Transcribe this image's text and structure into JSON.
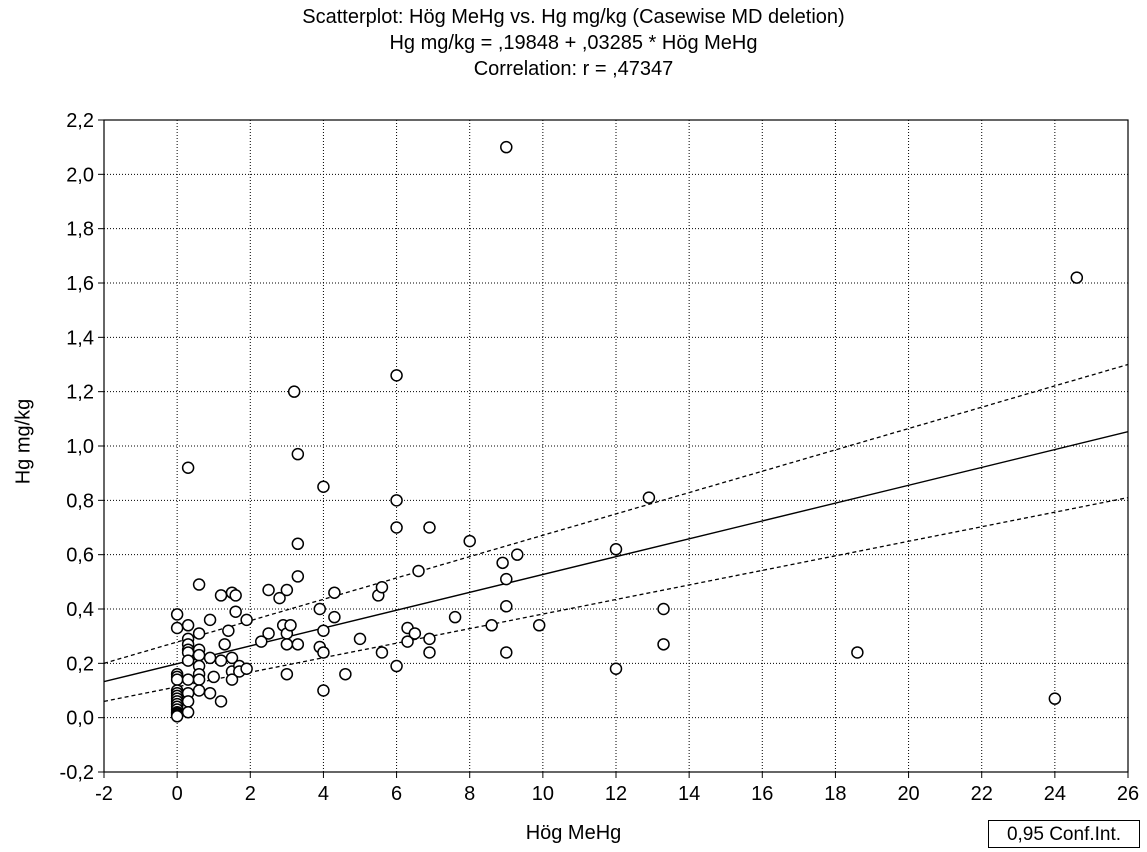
{
  "chart_data": {
    "type": "scatter",
    "title": "Scatterplot: Hög MeHg vs. Hg mg/kg (Casewise MD deletion)",
    "subtitle": "Hg mg/kg = ,19848 + ,03285 * Hög MeHg",
    "correlation_label": "Correlation: r = ,47347",
    "xlabel": "Hög MeHg",
    "ylabel": "Hg mg/kg",
    "xlim": [
      -2,
      26
    ],
    "ylim": [
      -0.2,
      2.2
    ],
    "x_ticks": [
      -2,
      0,
      2,
      4,
      6,
      8,
      10,
      12,
      14,
      16,
      18,
      20,
      22,
      24,
      26
    ],
    "x_tick_labels": [
      "-2",
      "0",
      "2",
      "4",
      "6",
      "8",
      "10",
      "12",
      "14",
      "16",
      "18",
      "20",
      "22",
      "24",
      "26"
    ],
    "y_ticks": [
      -0.2,
      0.0,
      0.2,
      0.4,
      0.6,
      0.8,
      1.0,
      1.2,
      1.4,
      1.6,
      1.8,
      2.0,
      2.2
    ],
    "y_tick_labels": [
      "-0,2",
      "0,0",
      "0,2",
      "0,4",
      "0,6",
      "0,8",
      "1,0",
      "1,2",
      "1,4",
      "1,6",
      "1,8",
      "2,0",
      "2,2"
    ],
    "grid": true,
    "regression": {
      "intercept": 0.19848,
      "slope": 0.03285
    },
    "conf_band": {
      "upper": [
        [
          -2,
          0.2
        ],
        [
          26,
          1.3
        ]
      ],
      "lower": [
        [
          -2,
          0.06
        ],
        [
          26,
          0.81
        ]
      ]
    },
    "legend_label": "0,95 Conf.Int.",
    "legend_position": "bottom-right",
    "points": [
      [
        0,
        0.38
      ],
      [
        0,
        0.33
      ],
      [
        0,
        0.16
      ],
      [
        0,
        0.15
      ],
      [
        0,
        0.14
      ],
      [
        0,
        0.1
      ],
      [
        0,
        0.09
      ],
      [
        0,
        0.08
      ],
      [
        0,
        0.07
      ],
      [
        0,
        0.06
      ],
      [
        0,
        0.05
      ],
      [
        0,
        0.04
      ],
      [
        0,
        0.03
      ],
      [
        0,
        0.02
      ],
      [
        0,
        0.015
      ],
      [
        0,
        0.01
      ],
      [
        0,
        0.005
      ],
      [
        0.3,
        0.92
      ],
      [
        0.3,
        0.34
      ],
      [
        0.3,
        0.29
      ],
      [
        0.3,
        0.27
      ],
      [
        0.3,
        0.25
      ],
      [
        0.3,
        0.24
      ],
      [
        0.3,
        0.21
      ],
      [
        0.3,
        0.14
      ],
      [
        0.3,
        0.09
      ],
      [
        0.3,
        0.06
      ],
      [
        0.3,
        0.02
      ],
      [
        0.6,
        0.49
      ],
      [
        0.6,
        0.31
      ],
      [
        0.6,
        0.25
      ],
      [
        0.6,
        0.23
      ],
      [
        0.6,
        0.19
      ],
      [
        0.6,
        0.16
      ],
      [
        0.6,
        0.14
      ],
      [
        0.6,
        0.1
      ],
      [
        0.9,
        0.36
      ],
      [
        0.9,
        0.22
      ],
      [
        0.9,
        0.09
      ],
      [
        1.0,
        0.15
      ],
      [
        1.2,
        0.45
      ],
      [
        1.2,
        0.21
      ],
      [
        1.2,
        0.06
      ],
      [
        1.3,
        0.27
      ],
      [
        1.4,
        0.32
      ],
      [
        1.5,
        0.46
      ],
      [
        1.5,
        0.22
      ],
      [
        1.5,
        0.17
      ],
      [
        1.5,
        0.14
      ],
      [
        1.6,
        0.45
      ],
      [
        1.6,
        0.39
      ],
      [
        1.7,
        0.19
      ],
      [
        1.7,
        0.17
      ],
      [
        1.9,
        0.36
      ],
      [
        1.9,
        0.18
      ],
      [
        2.3,
        0.28
      ],
      [
        2.5,
        0.47
      ],
      [
        2.5,
        0.31
      ],
      [
        2.8,
        0.44
      ],
      [
        2.9,
        0.34
      ],
      [
        3.0,
        0.47
      ],
      [
        3.0,
        0.31
      ],
      [
        3.0,
        0.27
      ],
      [
        3.0,
        0.16
      ],
      [
        3.1,
        0.34
      ],
      [
        3.2,
        1.2
      ],
      [
        3.3,
        0.97
      ],
      [
        3.3,
        0.64
      ],
      [
        3.3,
        0.52
      ],
      [
        3.3,
        0.27
      ],
      [
        3.9,
        0.4
      ],
      [
        3.9,
        0.26
      ],
      [
        4.0,
        0.85
      ],
      [
        4.0,
        0.32
      ],
      [
        4.0,
        0.24
      ],
      [
        4.0,
        0.1
      ],
      [
        4.3,
        0.46
      ],
      [
        4.3,
        0.37
      ],
      [
        4.6,
        0.16
      ],
      [
        5.0,
        0.29
      ],
      [
        5.5,
        0.45
      ],
      [
        5.6,
        0.48
      ],
      [
        5.6,
        0.24
      ],
      [
        6.0,
        1.26
      ],
      [
        6.0,
        0.8
      ],
      [
        6.0,
        0.7
      ],
      [
        6.0,
        0.19
      ],
      [
        6.3,
        0.33
      ],
      [
        6.3,
        0.28
      ],
      [
        6.5,
        0.31
      ],
      [
        6.6,
        0.54
      ],
      [
        6.9,
        0.7
      ],
      [
        6.9,
        0.29
      ],
      [
        6.9,
        0.24
      ],
      [
        7.6,
        0.37
      ],
      [
        8.0,
        0.65
      ],
      [
        8.6,
        0.34
      ],
      [
        8.9,
        0.57
      ],
      [
        9.0,
        2.1
      ],
      [
        9.0,
        0.51
      ],
      [
        9.0,
        0.41
      ],
      [
        9.0,
        0.24
      ],
      [
        9.3,
        0.6
      ],
      [
        9.9,
        0.34
      ],
      [
        12.0,
        0.62
      ],
      [
        12.0,
        0.18
      ],
      [
        12.9,
        0.81
      ],
      [
        13.3,
        0.4
      ],
      [
        13.3,
        0.27
      ],
      [
        18.6,
        0.24
      ],
      [
        24.0,
        0.07
      ],
      [
        24.6,
        1.62
      ]
    ]
  }
}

▶ _Work to complete_: Select the lines in this material that hold the word "MeHg", leaving none out.

▶ _The result_:
    "title": "Scatterplot: Hög MeHg vs. Hg mg/kg (Casewise MD deletion)",
    "subtitle": "Hg mg/kg = ,19848 + ,03285 * Hög MeHg",
    "xlabel": "Hög MeHg",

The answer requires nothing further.